| Required work |
Pictures stay out; everything else in the records below is copied exactly.

| Dataset records |
————
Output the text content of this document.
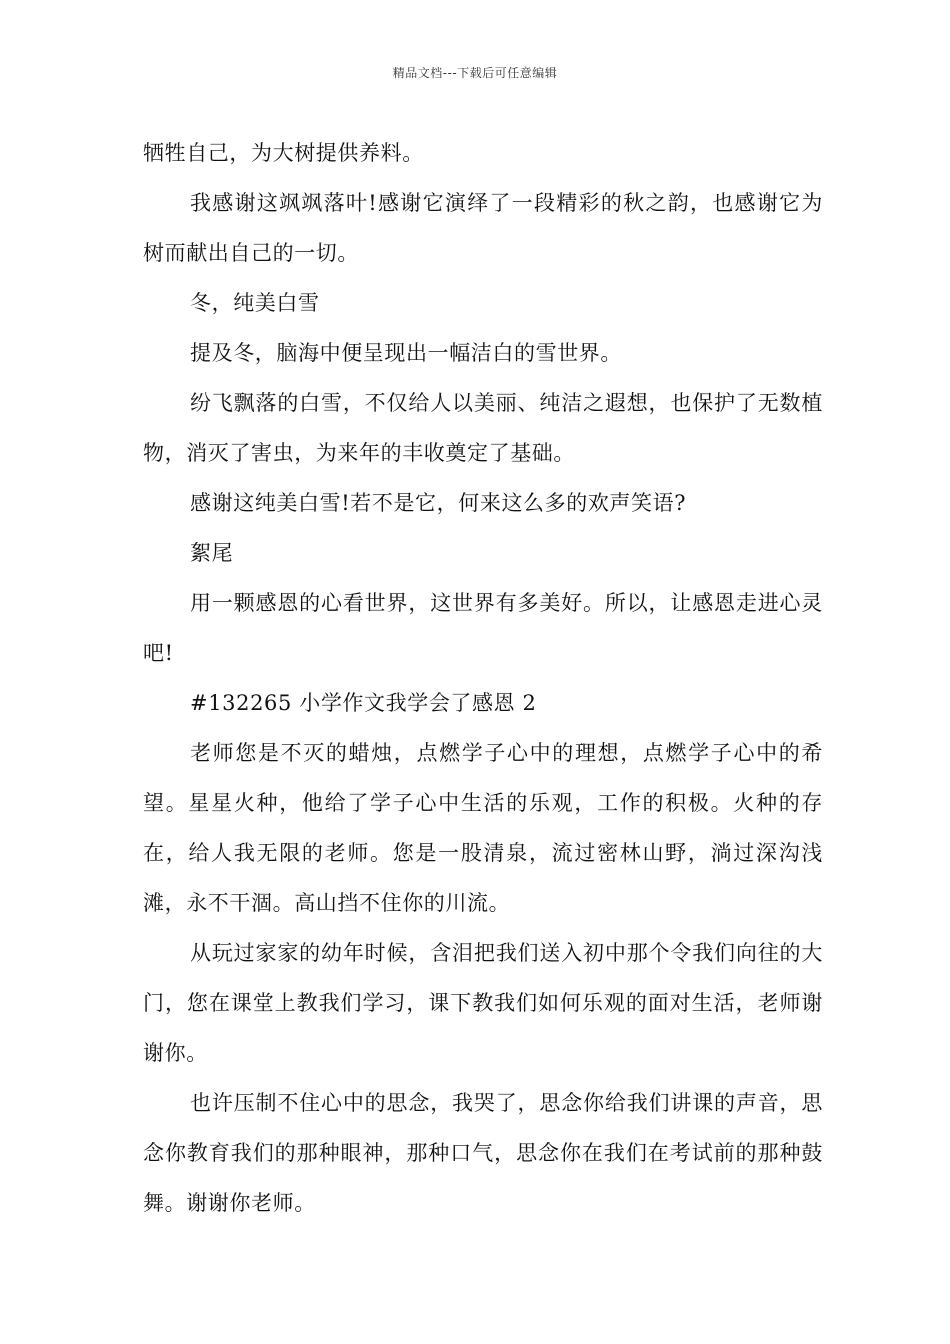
精品文档---下载后可任意编辑

牺牲自己，为大树提供养料。

我感谢这飒飒落叶!感谢它演绎了一段精彩的秋之韵，也感谢它为树而献出自己的一切。

冬，纯美白雪

提及冬，脑海中便呈现出一幅洁白的雪世界。

纷飞飘落的白雪，不仅给人以美丽、纯洁之遐想，也保护了无数植物，消灭了害虫，为来年的丰收奠定了基础。

感谢这纯美白雪!若不是它，何来这么多的欢声笑语?

絮尾

用一颗感恩的心看世界，这世界有多美好。所以，让感恩走进心灵吧!

#132265 小学作文我学会了感恩 2

老师您是不灭的蜡烛，点燃学子心中的理想，点燃学子心中的希望。星星火种，他给了学子心中生活的乐观，工作的积极。火种的存在，给人我无限的老师。您是一股清泉，流过密林山野，淌过深沟浅滩，永不干涸。高山挡不住你的川流。

从玩过家家的幼年时候，含泪把我们送入初中那个令我们向往的大门，您在课堂上教我们学习，课下教我们如何乐观的面对生活，老师谢谢你。

也许压制不住心中的思念，我哭了，思念你给我们讲课的声音，思念你教育我们的那种眼神，那种口气，思念你在我们在考试前的那种鼓舞。谢谢你老师。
————
| Correct response |
Output the text content of this document.
精品文档---下载后可任意编辑

牺牲自己，为大树提供养料。

我感谢这飒飒落叶!感谢它演绎了一段精彩的秋之韵，也感谢它为树而献出自己的一切。

冬，纯美白雪

提及冬，脑海中便呈现出一幅洁白的雪世界。

纷飞飘落的白雪，不仅给人以美丽、纯洁之遐想，也保护了无数植物，消灭了害虫，为来年的丰收奠定了基础。

感谢这纯美白雪!若不是它，何来这么多的欢声笑语?

絮尾

用一颗感恩的心看世界，这世界有多美好。所以，让感恩走进心灵吧!

#132265 小学作文我学会了感恩 2

老师您是不灭的蜡烛，点燃学子心中的理想，点燃学子心中的希望。星星火种，他给了学子心中生活的乐观，工作的积极。火种的存在，给人我无限的老师。您是一股清泉，流过密林山野，淌过深沟浅滩，永不干涸。高山挡不住你的川流。

从玩过家家的幼年时候，含泪把我们送入初中那个令我们向往的大门，您在课堂上教我们学习，课下教我们如何乐观的面对生活，老师谢谢你。

也许压制不住心中的思念，我哭了，思念你给我们讲课的声音，思念你教育我们的那种眼神，那种口气，思念你在我们在考试前的那种鼓舞。谢谢你老师。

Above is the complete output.